Given request:
Repeat every entry word for word, skipping the pictures.

· · · ·

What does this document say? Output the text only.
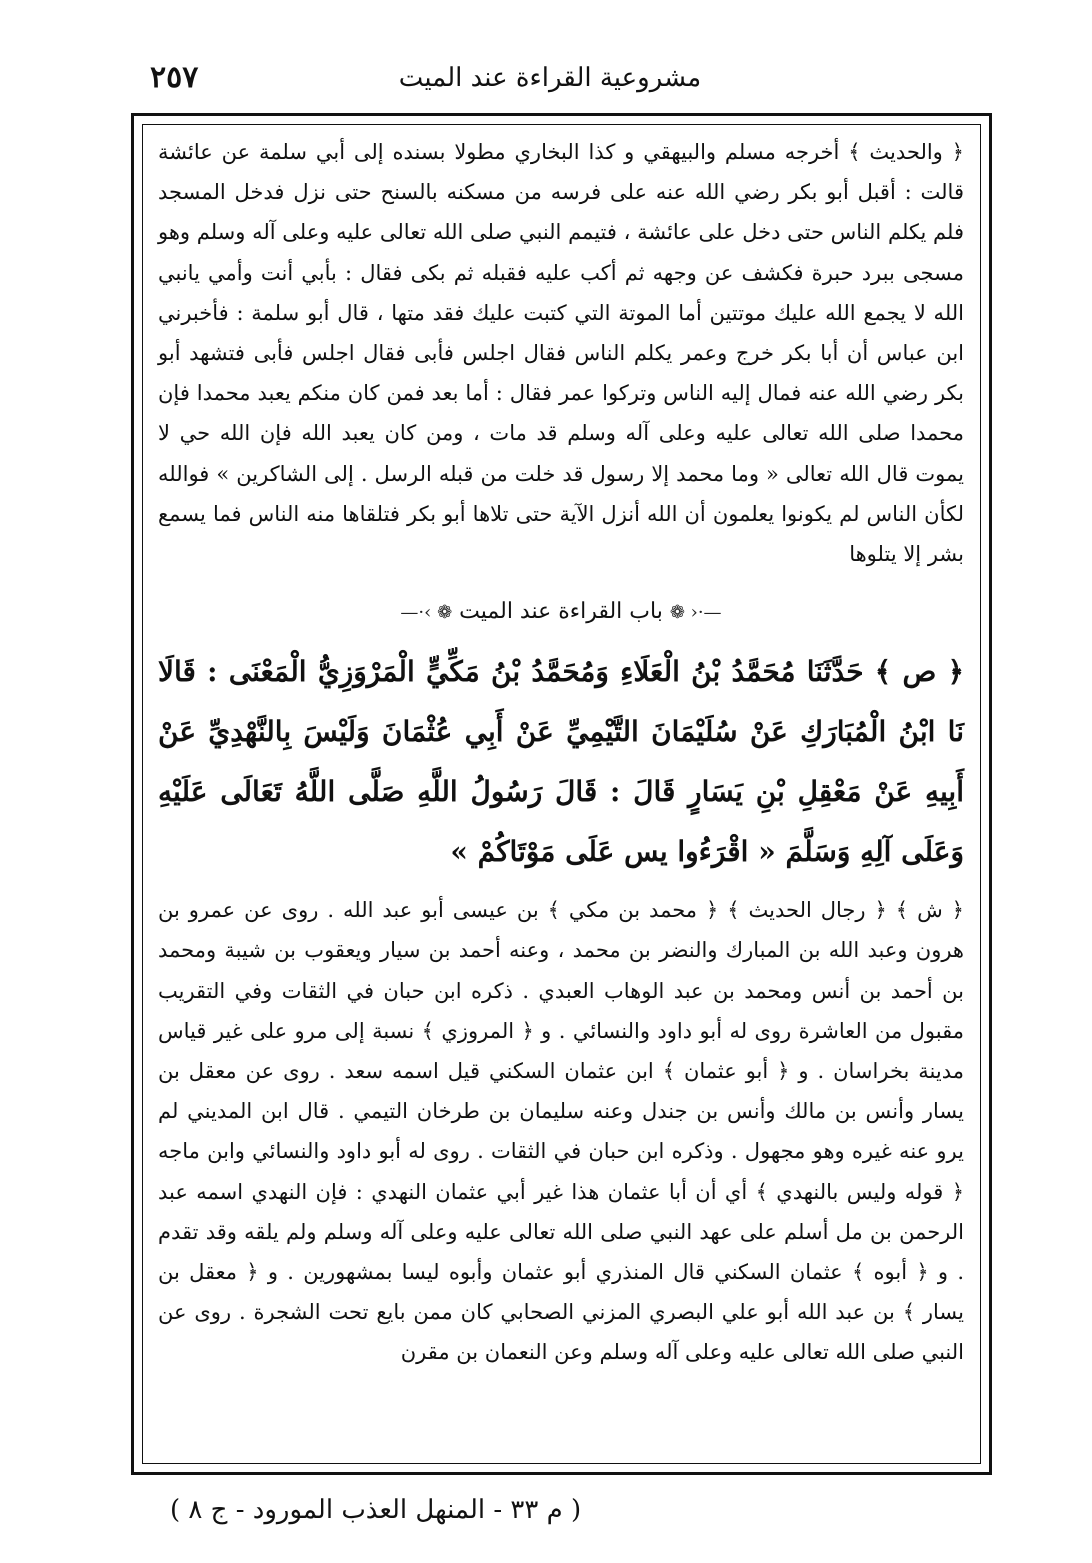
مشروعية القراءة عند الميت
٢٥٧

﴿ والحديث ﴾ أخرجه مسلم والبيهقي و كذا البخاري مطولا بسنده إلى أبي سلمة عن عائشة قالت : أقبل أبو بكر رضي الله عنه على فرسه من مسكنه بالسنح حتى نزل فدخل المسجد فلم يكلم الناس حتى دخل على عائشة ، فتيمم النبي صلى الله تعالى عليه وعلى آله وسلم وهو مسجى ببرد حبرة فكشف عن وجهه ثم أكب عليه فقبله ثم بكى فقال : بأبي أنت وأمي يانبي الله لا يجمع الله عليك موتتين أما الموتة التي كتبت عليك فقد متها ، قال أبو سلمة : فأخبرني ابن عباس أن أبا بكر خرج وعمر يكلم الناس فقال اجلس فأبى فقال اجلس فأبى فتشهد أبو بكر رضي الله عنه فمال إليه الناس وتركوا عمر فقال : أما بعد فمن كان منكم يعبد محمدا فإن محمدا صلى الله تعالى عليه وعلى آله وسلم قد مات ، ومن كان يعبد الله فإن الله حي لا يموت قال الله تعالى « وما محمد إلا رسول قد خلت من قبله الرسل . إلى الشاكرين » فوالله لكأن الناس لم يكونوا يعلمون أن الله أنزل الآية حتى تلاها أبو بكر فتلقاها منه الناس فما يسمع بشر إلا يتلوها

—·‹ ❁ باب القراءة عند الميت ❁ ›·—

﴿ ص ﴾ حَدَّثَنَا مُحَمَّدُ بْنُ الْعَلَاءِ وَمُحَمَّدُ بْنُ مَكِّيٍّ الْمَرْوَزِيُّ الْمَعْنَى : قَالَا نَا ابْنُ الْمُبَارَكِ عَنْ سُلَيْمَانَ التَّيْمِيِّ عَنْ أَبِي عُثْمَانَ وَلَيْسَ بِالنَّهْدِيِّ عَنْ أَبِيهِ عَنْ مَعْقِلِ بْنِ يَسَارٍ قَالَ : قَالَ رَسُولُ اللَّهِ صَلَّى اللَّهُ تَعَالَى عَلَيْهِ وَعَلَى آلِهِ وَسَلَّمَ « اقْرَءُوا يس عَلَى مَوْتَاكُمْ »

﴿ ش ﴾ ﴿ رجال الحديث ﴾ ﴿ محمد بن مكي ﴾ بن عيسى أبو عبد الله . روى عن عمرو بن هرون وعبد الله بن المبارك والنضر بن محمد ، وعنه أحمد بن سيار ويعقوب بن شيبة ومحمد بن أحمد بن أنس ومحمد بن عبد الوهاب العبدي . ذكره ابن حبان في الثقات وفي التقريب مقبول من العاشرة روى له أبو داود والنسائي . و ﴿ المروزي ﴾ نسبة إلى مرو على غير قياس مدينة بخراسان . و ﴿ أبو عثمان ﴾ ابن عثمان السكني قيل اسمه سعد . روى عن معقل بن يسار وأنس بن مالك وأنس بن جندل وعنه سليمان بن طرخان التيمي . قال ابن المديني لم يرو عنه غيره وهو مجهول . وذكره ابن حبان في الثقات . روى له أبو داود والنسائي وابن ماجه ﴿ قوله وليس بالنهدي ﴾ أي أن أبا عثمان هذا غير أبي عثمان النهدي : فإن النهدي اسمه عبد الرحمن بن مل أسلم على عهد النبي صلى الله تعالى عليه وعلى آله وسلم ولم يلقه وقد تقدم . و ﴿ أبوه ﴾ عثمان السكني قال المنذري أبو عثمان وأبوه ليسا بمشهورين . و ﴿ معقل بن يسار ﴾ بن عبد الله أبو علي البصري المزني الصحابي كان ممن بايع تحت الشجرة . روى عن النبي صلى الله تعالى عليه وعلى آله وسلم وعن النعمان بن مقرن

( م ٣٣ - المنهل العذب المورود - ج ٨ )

· · · ·

The output:
What does this document say? Output the text only.
مشروعية القراءة عند الميت
٢٥٧

﴿ والحديث ﴾ أخرجه مسلم والبيهقي و كذا البخاري مطولا بسنده إلى أبي سلمة عن عائشة قالت : أقبل أبو بكر رضي الله عنه على فرسه من مسكنه بالسنح حتى نزل فدخل المسجد فلم يكلم الناس حتى دخل على عائشة ، فتيمم النبي صلى الله تعالى عليه وعلى آله وسلم وهو مسجى ببرد حبرة فكشف عن وجهه ثم أكب عليه فقبله ثم بكى فقال : بأبي أنت وأمي يانبي الله لا يجمع الله عليك موتتين أما الموتة التي كتبت عليك فقد متها ، قال أبو سلمة : فأخبرني ابن عباس أن أبا بكر خرج وعمر يكلم الناس فقال اجلس فأبى فقال اجلس فأبى فتشهد أبو بكر رضي الله عنه فمال إليه الناس وتركوا عمر فقال : أما بعد فمن كان منكم يعبد محمدا فإن محمدا صلى الله تعالى عليه وعلى آله وسلم قد مات ، ومن كان يعبد الله فإن الله حي لا يموت قال الله تعالى « وما محمد إلا رسول قد خلت من قبله الرسل . إلى الشاكرين » فوالله لكأن الناس لم يكونوا يعلمون أن الله أنزل الآية حتى تلاها أبو بكر فتلقاها منه الناس فما يسمع بشر إلا يتلوها

—·‹ ❁ باب القراءة عند الميت ❁ ›·—

﴿ ص ﴾ حَدَّثَنَا مُحَمَّدُ بْنُ الْعَلَاءِ وَمُحَمَّدُ بْنُ مَكِّيٍّ الْمَرْوَزِيُّ الْمَعْنَى : قَالَا نَا ابْنُ الْمُبَارَكِ عَنْ سُلَيْمَانَ التَّيْمِيِّ عَنْ أَبِي عُثْمَانَ وَلَيْسَ بِالنَّهْدِيِّ عَنْ أَبِيهِ عَنْ مَعْقِلِ بْنِ يَسَارٍ قَالَ : قَالَ رَسُولُ اللَّهِ صَلَّى اللَّهُ تَعَالَى عَلَيْهِ وَعَلَى آلِهِ وَسَلَّمَ « اقْرَءُوا يس عَلَى مَوْتَاكُمْ »

﴿ ش ﴾ ﴿ رجال الحديث ﴾ ﴿ محمد بن مكي ﴾ بن عيسى أبو عبد الله . روى عن عمرو بن هرون وعبد الله بن المبارك والنضر بن محمد ، وعنه أحمد بن سيار ويعقوب بن شيبة ومحمد بن أحمد بن أنس ومحمد بن عبد الوهاب العبدي . ذكره ابن حبان في الثقات وفي التقريب مقبول من العاشرة روى له أبو داود والنسائي . و ﴿ المروزي ﴾ نسبة إلى مرو على غير قياس مدينة بخراسان . و ﴿ أبو عثمان ﴾ ابن عثمان السكني قيل اسمه سعد . روى عن معقل بن يسار وأنس بن مالك وأنس بن جندل وعنه سليمان بن طرخان التيمي . قال ابن المديني لم يرو عنه غيره وهو مجهول . وذكره ابن حبان في الثقات . روى له أبو داود والنسائي وابن ماجه ﴿ قوله وليس بالنهدي ﴾ أي أن أبا عثمان هذا غير أبي عثمان النهدي : فإن النهدي اسمه عبد الرحمن بن مل أسلم على عهد النبي صلى الله تعالى عليه وعلى آله وسلم ولم يلقه وقد تقدم . و ﴿ أبوه ﴾ عثمان السكني قال المنذري أبو عثمان وأبوه ليسا بمشهورين . و ﴿ معقل بن يسار ﴾ بن عبد الله أبو علي البصري المزني الصحابي كان ممن بايع تحت الشجرة . روى عن النبي صلى الله تعالى عليه وعلى آله وسلم وعن النعمان بن مقرن

( م ٣٣ - المنهل العذب المورود - ج ٨ )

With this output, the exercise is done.